[BEGIN Records for this task]

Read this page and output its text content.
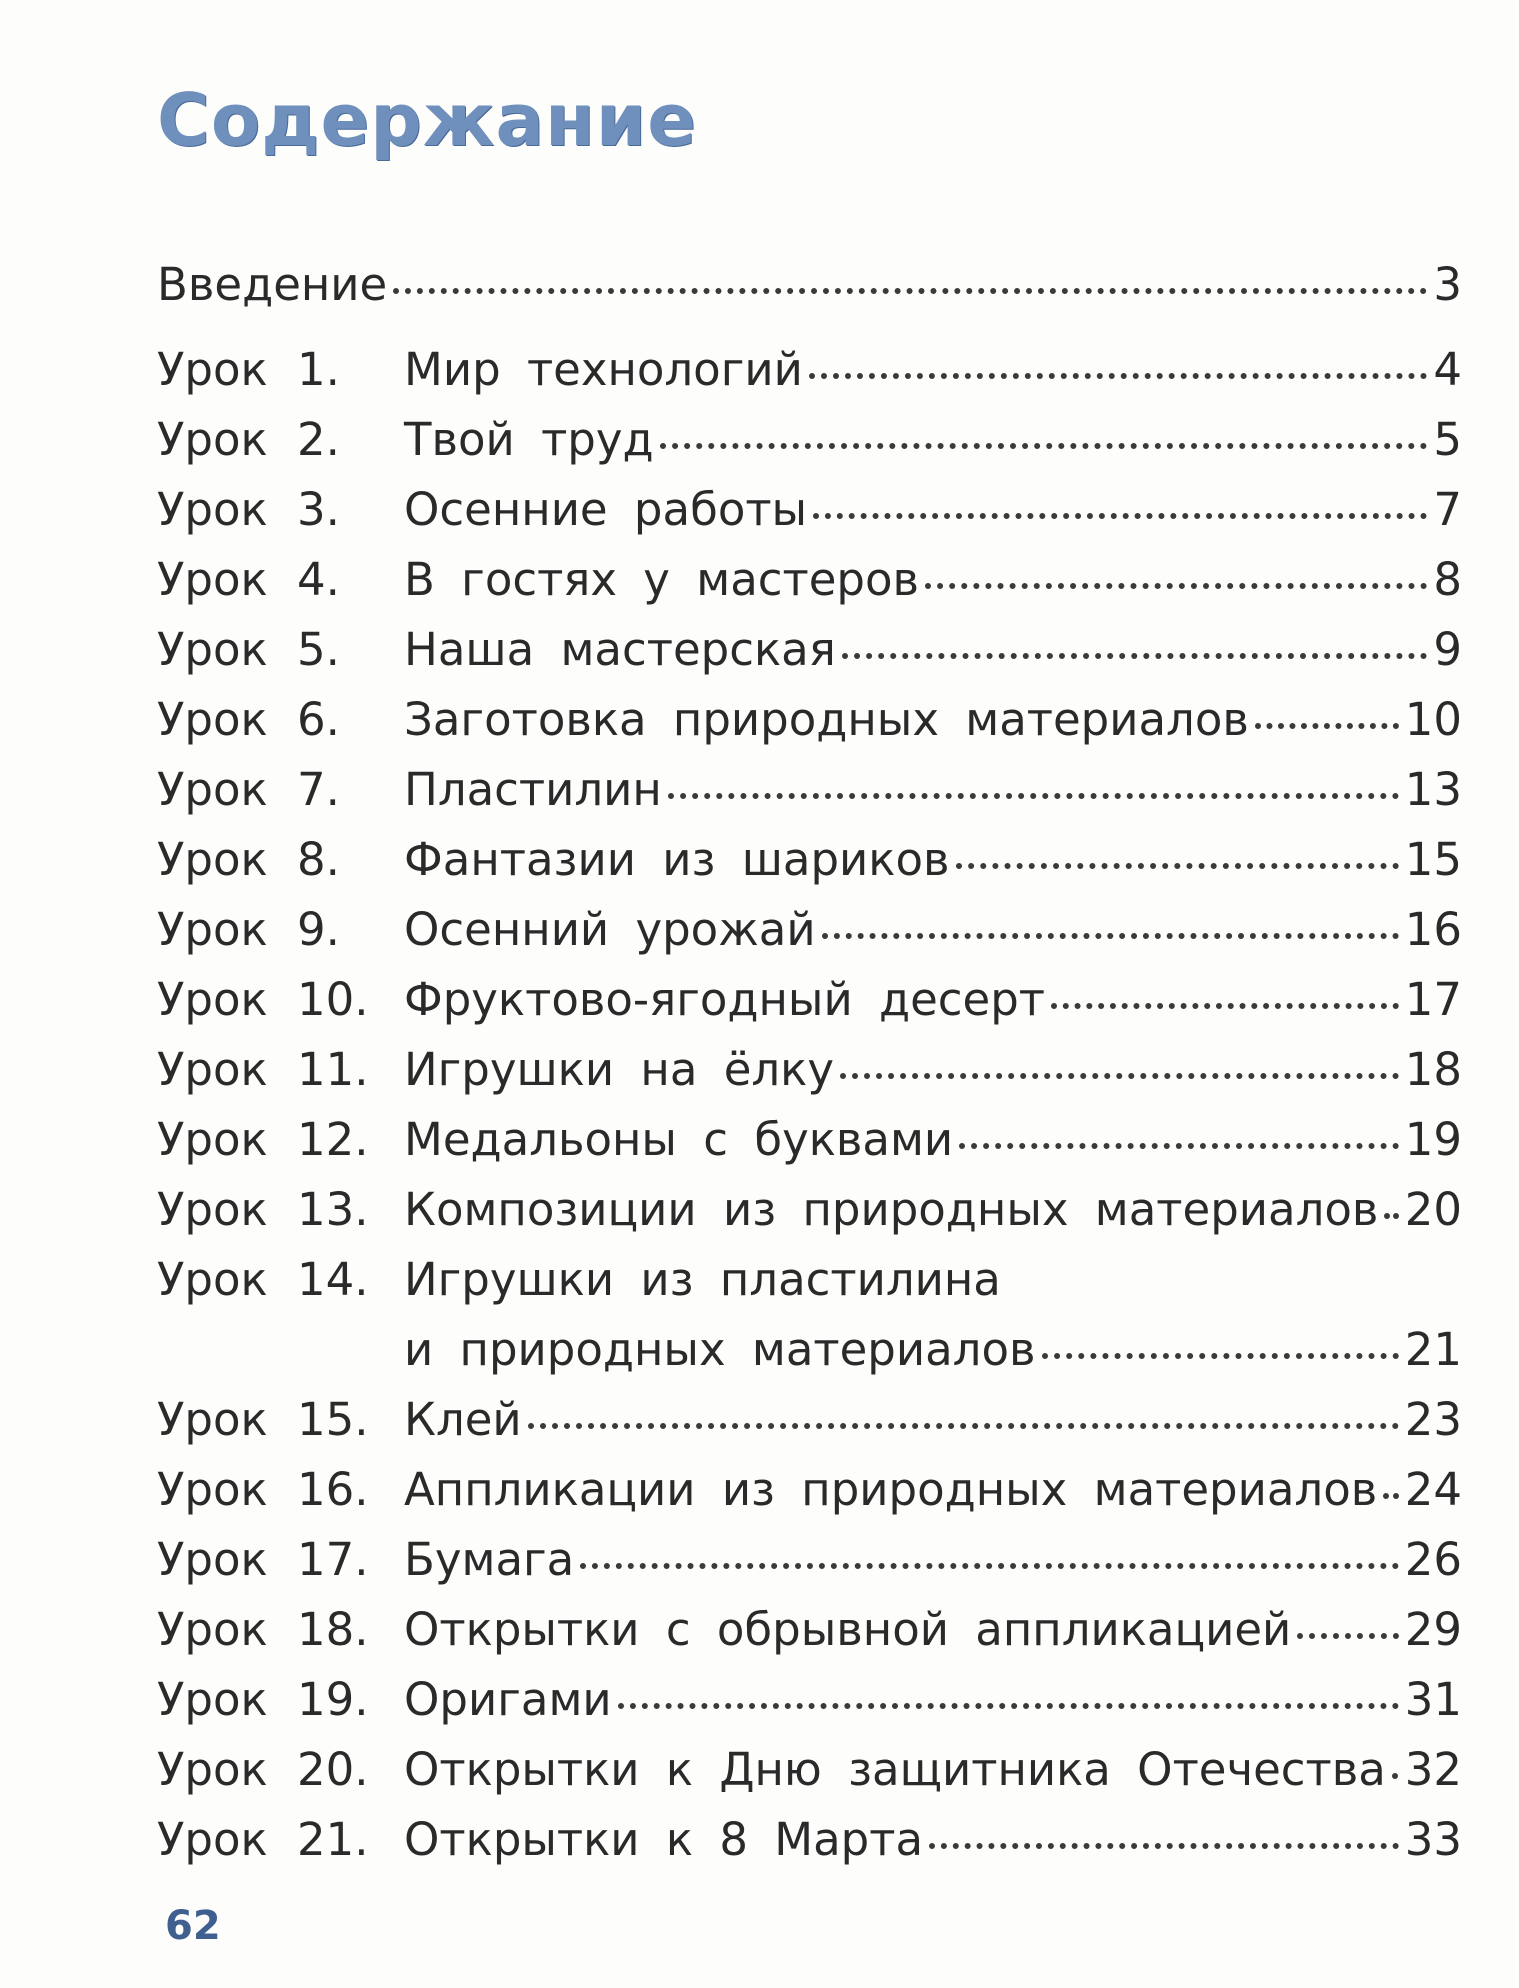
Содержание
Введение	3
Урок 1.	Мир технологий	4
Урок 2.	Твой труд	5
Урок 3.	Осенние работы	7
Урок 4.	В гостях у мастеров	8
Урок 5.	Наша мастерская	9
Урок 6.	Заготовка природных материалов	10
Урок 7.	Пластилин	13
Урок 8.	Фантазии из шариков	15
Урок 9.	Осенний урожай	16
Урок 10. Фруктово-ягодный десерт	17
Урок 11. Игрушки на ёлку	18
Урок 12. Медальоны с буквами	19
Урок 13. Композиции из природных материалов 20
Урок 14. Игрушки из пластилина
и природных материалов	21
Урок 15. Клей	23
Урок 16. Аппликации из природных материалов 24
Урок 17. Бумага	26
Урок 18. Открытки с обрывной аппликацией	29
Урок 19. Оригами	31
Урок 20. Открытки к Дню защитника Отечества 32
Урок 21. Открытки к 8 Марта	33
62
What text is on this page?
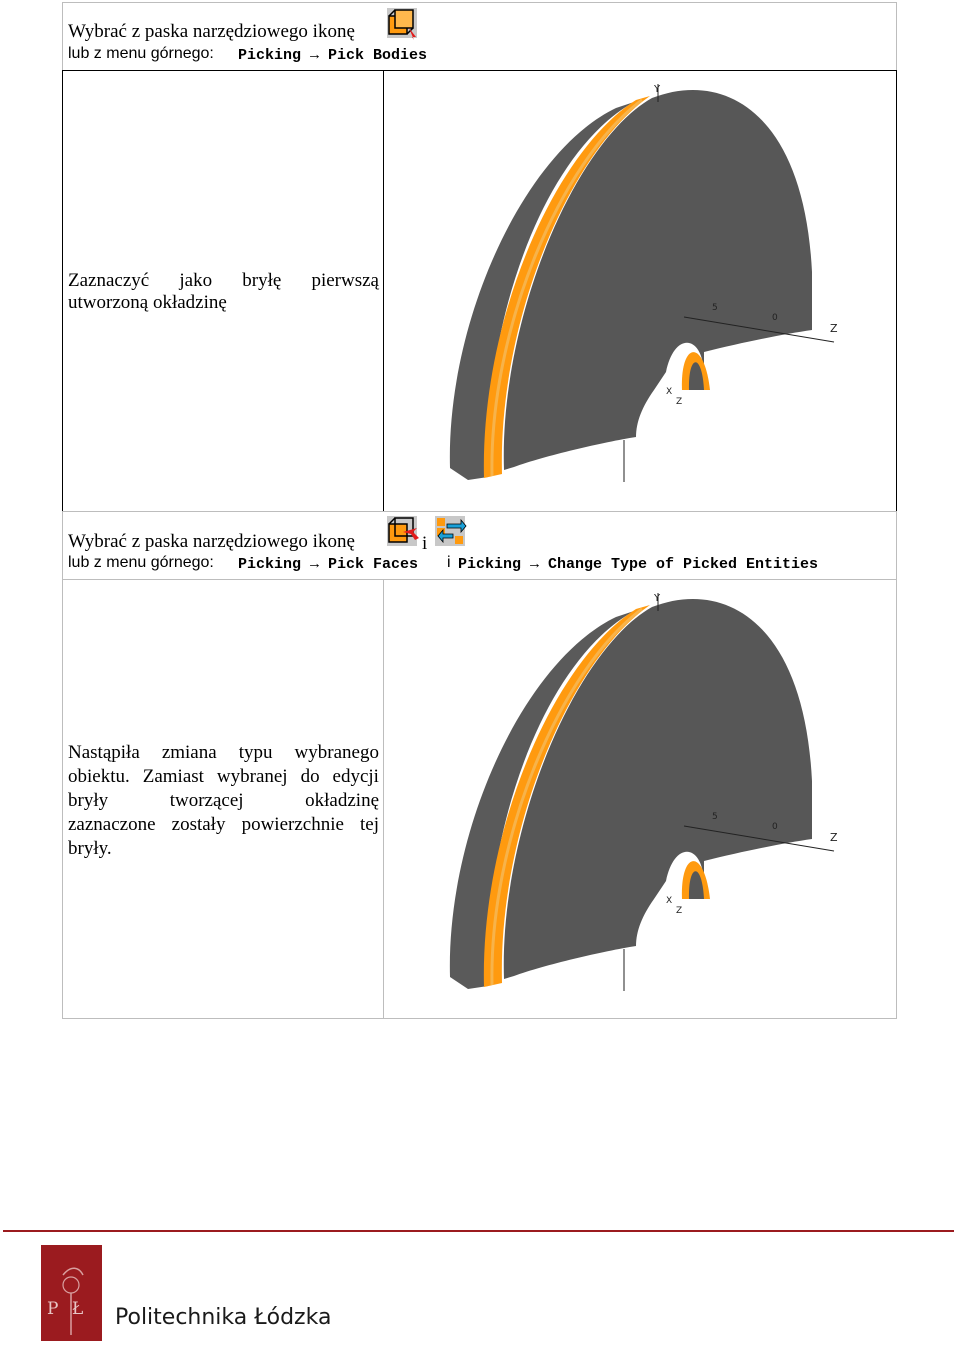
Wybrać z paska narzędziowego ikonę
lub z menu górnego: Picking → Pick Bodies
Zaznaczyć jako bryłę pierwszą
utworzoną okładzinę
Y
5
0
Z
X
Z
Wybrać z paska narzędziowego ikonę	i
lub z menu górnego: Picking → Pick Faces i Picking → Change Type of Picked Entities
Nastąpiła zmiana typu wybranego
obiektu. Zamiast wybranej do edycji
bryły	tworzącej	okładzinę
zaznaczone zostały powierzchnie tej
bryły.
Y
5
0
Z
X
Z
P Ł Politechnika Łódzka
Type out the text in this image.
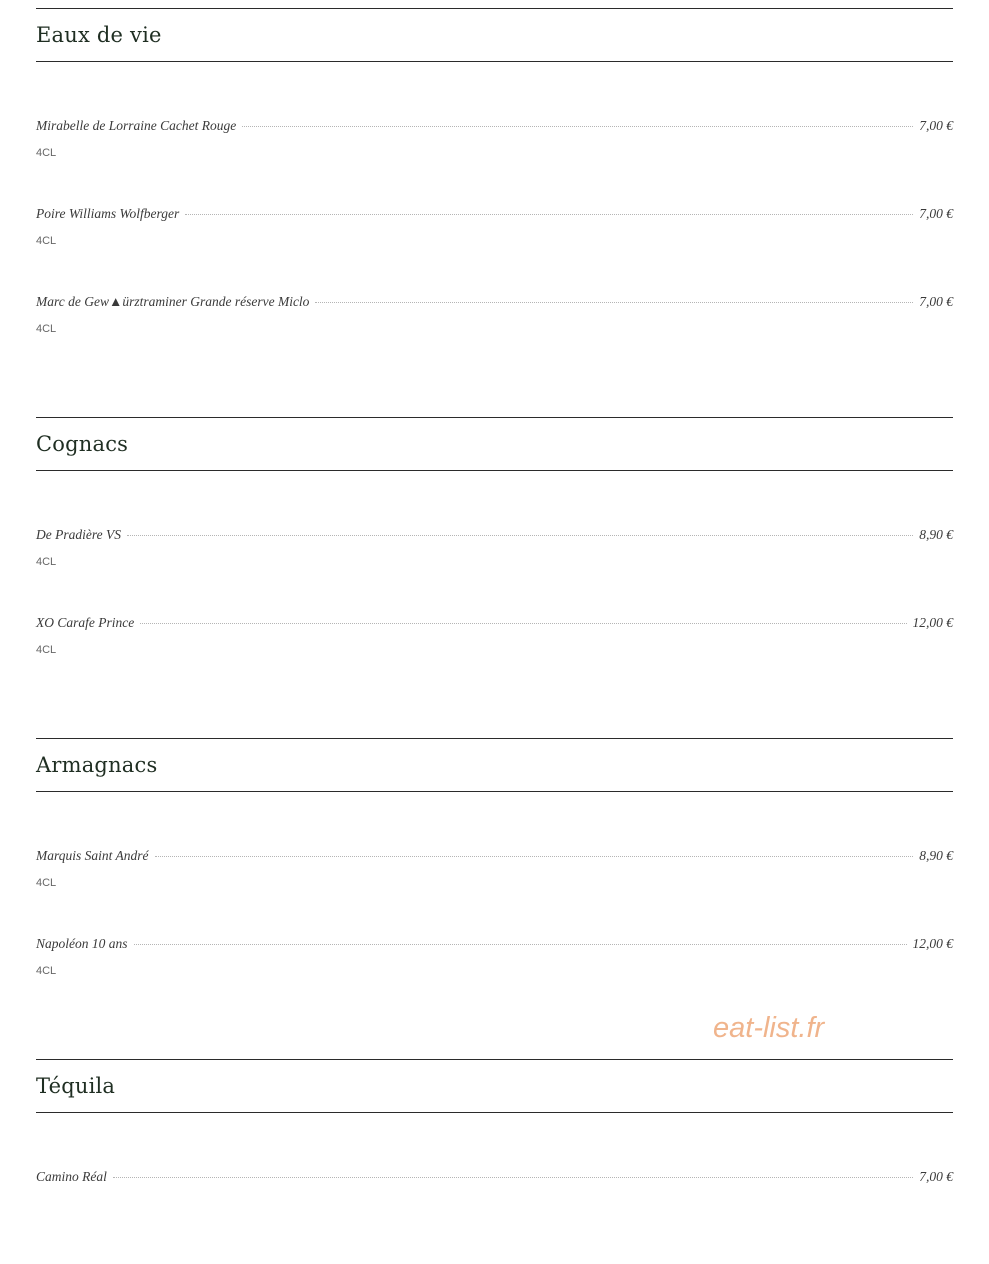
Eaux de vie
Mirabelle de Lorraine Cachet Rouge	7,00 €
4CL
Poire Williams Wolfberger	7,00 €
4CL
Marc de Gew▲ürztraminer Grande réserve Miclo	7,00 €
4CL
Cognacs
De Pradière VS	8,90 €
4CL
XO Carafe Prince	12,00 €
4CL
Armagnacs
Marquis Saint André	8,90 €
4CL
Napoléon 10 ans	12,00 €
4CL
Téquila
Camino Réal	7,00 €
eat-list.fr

[END Records for this task]

**Task goal**
Your task is to retype all the entries exactly and leave out any pictures.

**Result of the exercise**
Read this page and output its text content.
Содержание
Введение	3
Урок 1.	Мир технологий	4
Урок 2.	Твой труд	5
Урок 3.	Осенние работы	7
Урок 4.	В гостях у мастеров	8
Урок 5.	Наша мастерская	9
Урок 6.	Заготовка природных материалов	10
Урок 7.	Пластилин	13
Урок 8.	Фантазии из шариков	15
Урок 9.	Осенний урожай	16
Урок 10. Фруктово-ягодный десерт	17
Урок 11. Игрушки на ёлку	18
Урок 12. Медальоны с буквами	19
Урок 13. Композиции из природных материалов 20
Урок 14. Игрушки из пластилина
и природных материалов	21
Урок 15. Клей	23
Урок 16. Аппликации из природных материалов 24
Урок 17. Бумага	26
Урок 18. Открытки с обрывной аппликацией	29
Урок 19. Оригами	31
Урок 20. Открытки к Дню защитника Отечества 32
Урок 21. Открытки к 8 Марта	33
62
What text is on this page?
Wybrać z paska narzędziowego ikonę
lub z menu górnego: Picking → Pick Bodies
Zaznaczyć jako bryłę pierwszą
utworzoną okładzinę
Y
5
0
Z
X
Z
Wybrać z paska narzędziowego ikonę	i
lub z menu górnego: Picking → Pick Faces i Picking → Change Type of Picked Entities
Nastąpiła zmiana typu wybranego
obiektu. Zamiast wybranej do edycji
bryły	tworzącej	okładzinę
zaznaczone zostały powierzchnie tej
bryły.
Y
5
0
Z
X
Z
P Ł Politechnika Łódzka
Type out the text in this image.
Eaux de vie
Mirabelle de Lorraine Cachet Rouge	7,00 €
4CL
Poire Williams Wolfberger	7,00 €
4CL
Marc de Gew▲ürztraminer Grande réserve Miclo	7,00 €
4CL
Cognacs
De Pradière VS	8,90 €
4CL
XO Carafe Prince	12,00 €
4CL
Armagnacs
Marquis Saint André	8,90 €
4CL
Napoléon 10 ans	12,00 €
4CL
Téquila
Camino Réal	7,00 €
eat-list.fr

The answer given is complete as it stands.